EXERCISE REQUIREMENTS:
In the material below, find all lines with the string "tenleme" and copy them.

THE RECORDS:

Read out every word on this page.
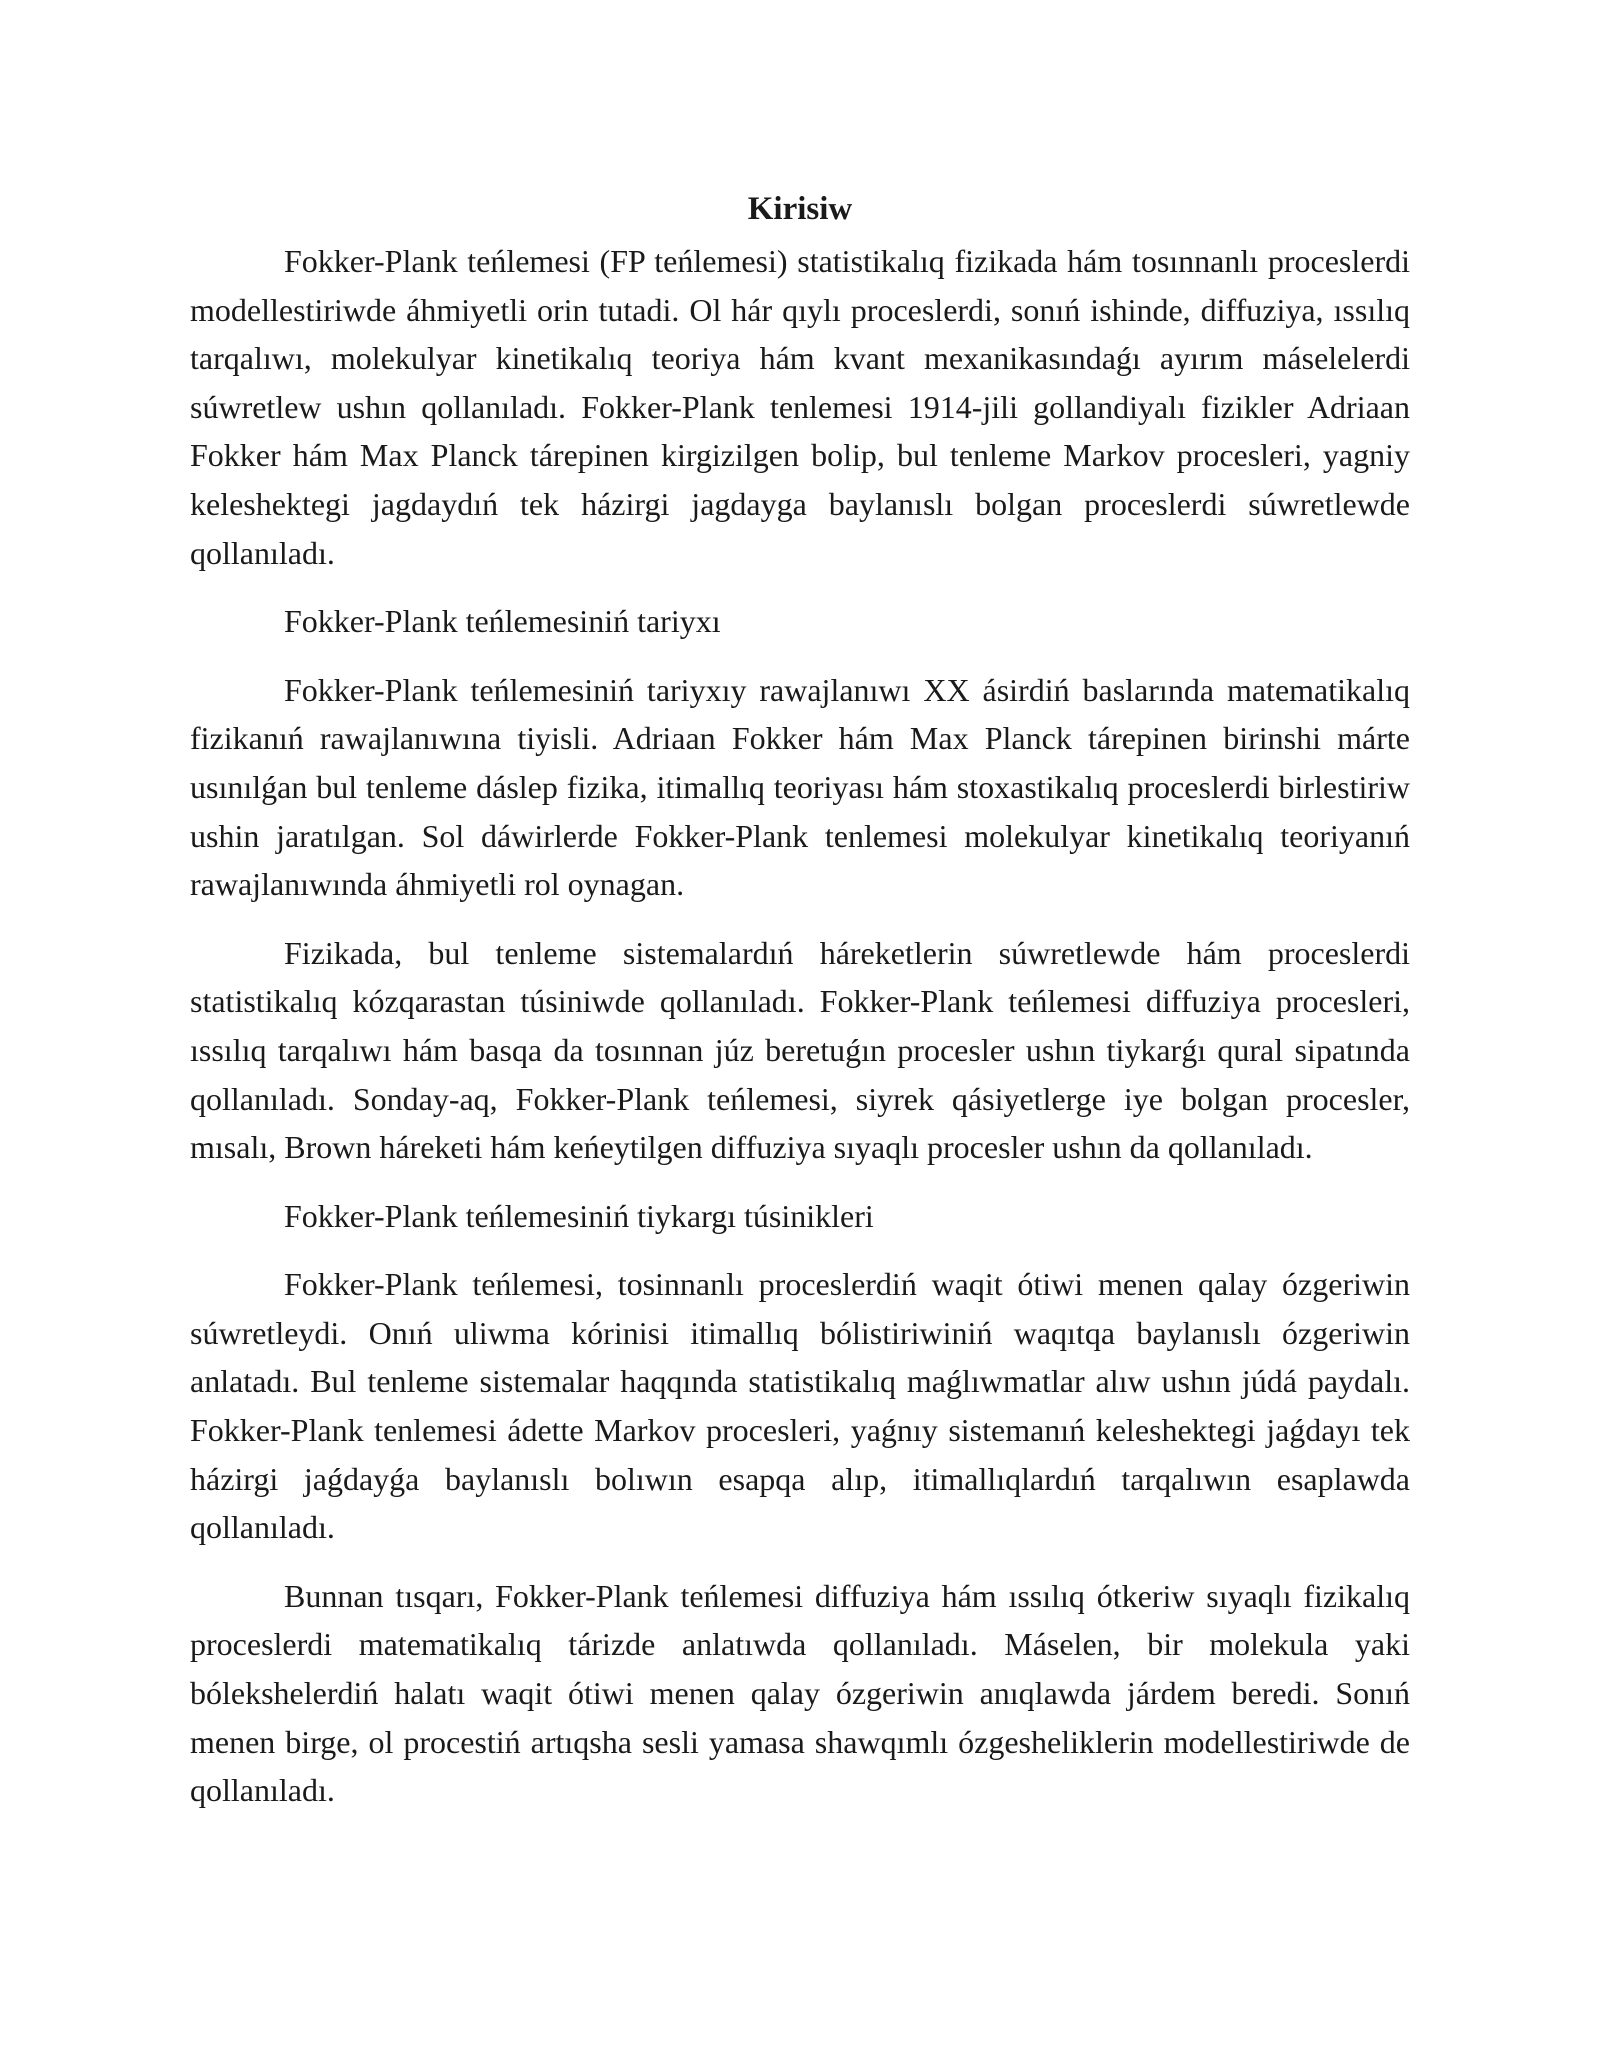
Kirisiw

Fokker-Plank teńlemesi (FP teńlemesi) statistikalıq fizikada hám tosınnanlı proceslerdi modellestiriwde áhmiyetli orin tutadi. Ol hár qıylı proceslerdi, sonıń ishinde, diffuziya, ıssılıq tarqalıwı, molekulyar kinetikalıq teoriya hám kvant mexanikasındaǵı ayırım máselelerdi súwretlew ushın qollanıladı. Fokker-Plank tenlemesi 1914-jili gollandiyalı fizikler Adriaan Fokker hám Max Planck tárepinen kirgizilgen bolip, bul tenleme Markov procesleri, yagniy keleshektegi jagdaydıń tek házirgi jagdayga baylanıslı bolgan proceslerdi súwretlewde qollanıladı.

Fokker-Plank teńlemesiniń tariyxı

Fokker-Plank teńlemesiniń tariyxıy rawajlanıwı XX ásirdiń baslarında matematikalıq fizikanıń rawajlanıwına tiyisli. Adriaan Fokker hám Max Planck tárepinen birinshi márte usınılǵan bul tenleme dáslep fizika, itimallıq teoriyası hám stoxastikalıq proceslerdi birlestiriw ushin jaratılgan. Sol dáwirlerde Fokker-Plank tenlemesi molekulyar kinetikalıq teoriyanıń rawajlanıwında áhmiyetli rol oynagan.

Fizikada, bul tenleme sistemalardıń háreketlerin súwretlewde hám proceslerdi statistikalıq kózqarastan túsiniwde qollanıladı. Fokker-Plank teńlemesi diffuziya procesleri, ıssılıq tarqalıwı hám basqa da tosınnan júz beretuǵın procesler ushın tiykarǵı qural sipatında qollanıladı. Sonday-aq, Fokker-Plank teńlemesi, siyrek qásiyetlerge iye bolgan procesler, mısalı, Brown háreketi hám keńeytilgen diffuziya sıyaqlı procesler ushın da qollanıladı.

Fokker-Plank teńlemesiniń tiykargı túsinikleri

Fokker-Plank teńlemesi, tosinnanlı proceslerdiń waqit ótiwi menen qalay ózgeriwin súwretleydi. Onıń uliwma kórinisi itimallıq bólistiriwiniń waqıtqa baylanıslı ózgeriwin anlatadı. Bul tenleme sistemalar haqqında statistikalıq maǵlıwmatlar alıw ushın júdá paydalı. Fokker-Plank tenlemesi ádette Markov procesleri, yaǵnıy sistemanıń keleshektegi jaǵdayı tek házirgi jaǵdayǵa baylanıslı bolıwın esapqa alıp, itimallıqlardıń tarqalıwın esaplawda qollanıladı.

Bunnan tısqarı, Fokker-Plank teńlemesi diffuziya hám ıssılıq ótkeriw sıyaqlı fizikalıq proceslerdi matematikalıq tárizde anlatıwda qollanıladı. Máselen, bir molekula yaki bólekshelerdiń halatı waqit ótiwi menen qalay ózgeriwin anıqlawda járdem beredi. Sonıń menen birge, ol procestiń artıqsha sesli yamasa shawqımlı ózgesheliklerin modellestiriwde de qollanıladı.
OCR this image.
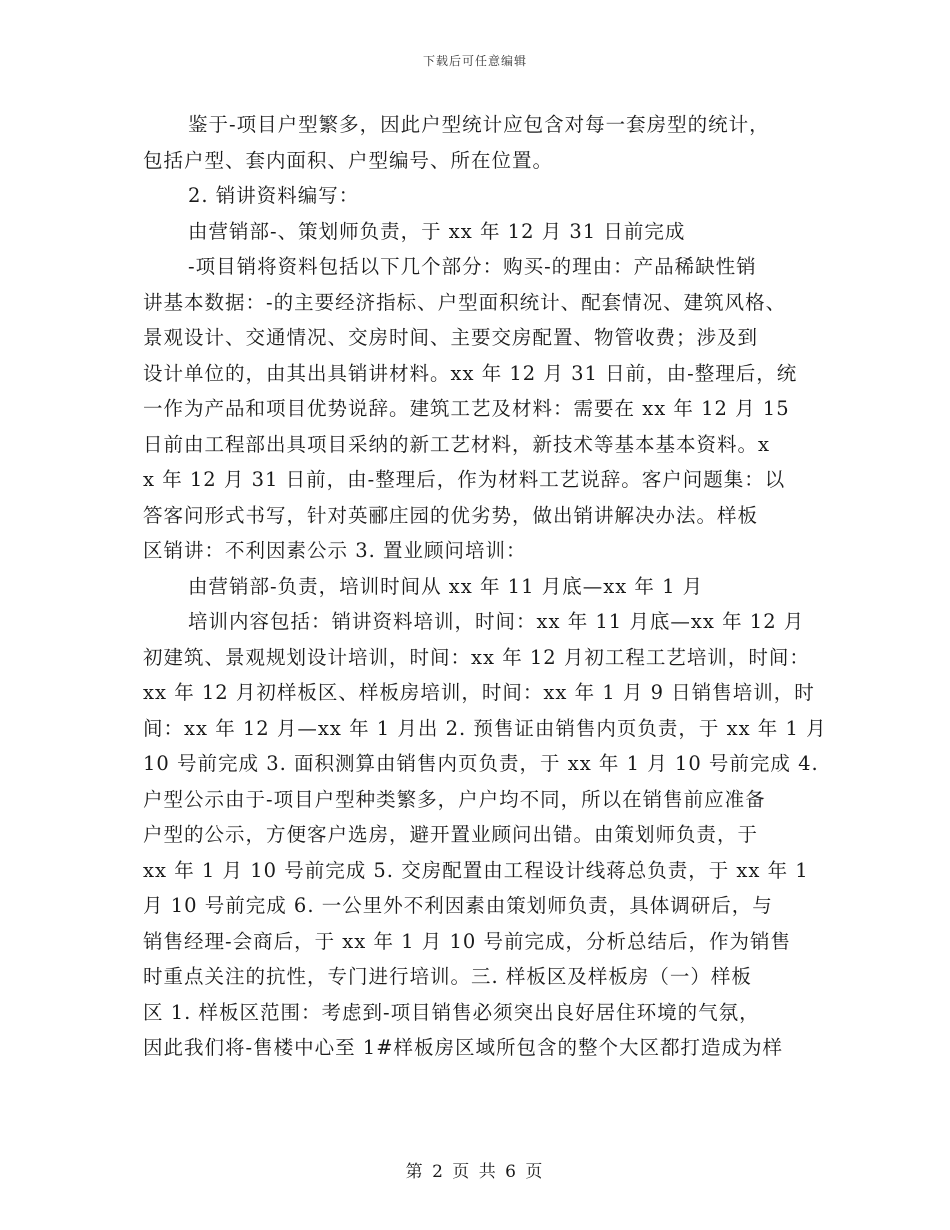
下载后可任意编辑
鉴于-项目户型繁多，因此户型统计应包含对每一套房型的统计，
包括户型、套内面积、户型编号、所在位置。
2. 销讲资料编写：
由营销部-、策划师负责，于 xx 年 12 月 31 日前完成
-项目销将资料包括以下几个部分：购买-的理由：产品稀缺性销
讲基本数据：-的主要经济指标、户型面积统计、配套情况、建筑风格、
景观设计、交通情况、交房时间、主要交房配置、物管收费；涉及到
设计单位的，由其出具销讲材料。xx 年 12 月 31 日前，由-整理后，统
一作为产品和项目优势说辞。建筑工艺及材料：需要在 xx 年 12 月 15
日前由工程部出具项目采纳的新工艺材料，新技术等基本基本资料。x
x 年 12 月 31 日前，由-整理后，作为材料工艺说辞。客户问题集：以
答客问形式书写，针对英郦庄园的优劣势，做出销讲解决办法。样板
区销讲：不利因素公示 3. 置业顾问培训：
由营销部-负责，培训时间从 xx 年 11 月底—xx 年 1 月
培训内容包括：销讲资料培训，时间：xx 年 11 月底—xx 年 12 月
初建筑、景观规划设计培训，时间：xx 年 12 月初工程工艺培训，时间：
xx 年 12 月初样板区、样板房培训，时间：xx 年 1 月 9 日销售培训，时
间：xx 年 12 月—xx 年 1 月出 2. 预售证由销售内页负责，于 xx 年 1 月
10 号前完成 3. 面积测算由销售内页负责，于 xx 年 1 月 10 号前完成 4.
户型公示由于-项目户型种类繁多，户户均不同，所以在销售前应准备
户型的公示，方便客户选房，避开置业顾问出错。由策划师负责，于
xx 年 1 月 10 号前完成 5. 交房配置由工程设计线蒋总负责，于 xx 年 1
月 10 号前完成 6. 一公里外不利因素由策划师负责，具体调研后，与
销售经理-会商后，于 xx 年 1 月 10 号前完成，分析总结后，作为销售
时重点关注的抗性，专门进行培训。三. 样板区及样板房（一）样板
区 1. 样板区范围：考虑到-项目销售必须突出良好居住环境的气氛，
因此我们将-售楼中心至 1#样板房区域所包含的整个大区都打造成为样
第 2 页 共 6 页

ANSWER BELOW:
Fokker-Plank teńlemesi (FP teńlemesi) statistikalıq fizikada hám tosınnanlı proceslerdi modellestiriwde áhmiyetli orin tutadi. Ol hár qıylı proceslerdi, sonıń ishinde, diffuziya, ıssılıq tarqalıwı, molekulyar kinetikalıq teoriya hám kvant mexanikasındaǵı ayırım máselelerdi súwretlew ushın qollanıladı. Fokker-Plank tenlemesi 1914-jili gollandiyalı fizikler Adriaan Fokker hám Max Planck tárepinen kirgizilgen bolip, bul tenleme Markov procesleri, yagniy keleshektegi jagdaydıń tek házirgi jagdayga baylanıslı bolgan proceslerdi súwretlewde qollanıladı.
Fokker-Plank teńlemesiniń tariyxıy rawajlanıwı XX ásirdiń baslarında matematikalıq fizikanıń rawajlanıwına tiyisli. Adriaan Fokker hám Max Planck tárepinen birinshi márte usınılǵan bul tenleme dáslep fizika, itimallıq teoriyası hám stoxastikalıq proceslerdi birlestiriw ushin jaratılgan. Sol dáwirlerde Fokker-Plank tenlemesi molekulyar kinetikalıq teoriyanıń rawajlanıwında áhmiyetli rol oynagan.
Fizikada, bul tenleme sistemalardıń háreketlerin súwretlewde hám proceslerdi statistikalıq kózqarastan túsiniwde qollanıladı. Fokker-Plank teńlemesi diffuziya procesleri, ıssılıq tarqalıwı hám basqa da tosınnan júz beretuǵın procesler ushın tiykarǵı qural sipatında qollanıladı. Sonday-aq, Fokker-Plank teńlemesi, siyrek qásiyetlerge iye bolgan procesler, mısalı, Brown háreketi hám keńeytilgen diffuziya sıyaqlı procesler ushın da qollanıladı.
Fokker-Plank teńlemesi, tosinnanlı proceslerdiń waqit ótiwi menen qalay ózgeriwin súwretleydi. Onıń uliwma kórinisi itimallıq bólistiriwiniń waqıtqa baylanıslı ózgeriwin anlatadı. Bul tenleme sistemalar haqqında statistikalıq maǵlıwmatlar alıw ushın júdá paydalı. Fokker-Plank tenlemesi ádette Markov procesleri, yaǵnıy sistemanıń keleshektegi jaǵdayı tek házirgi jaǵdayǵa baylanıslı bolıwın esapqa alıp, itimallıqlardıń tarqalıwın esaplawda qollanıladı.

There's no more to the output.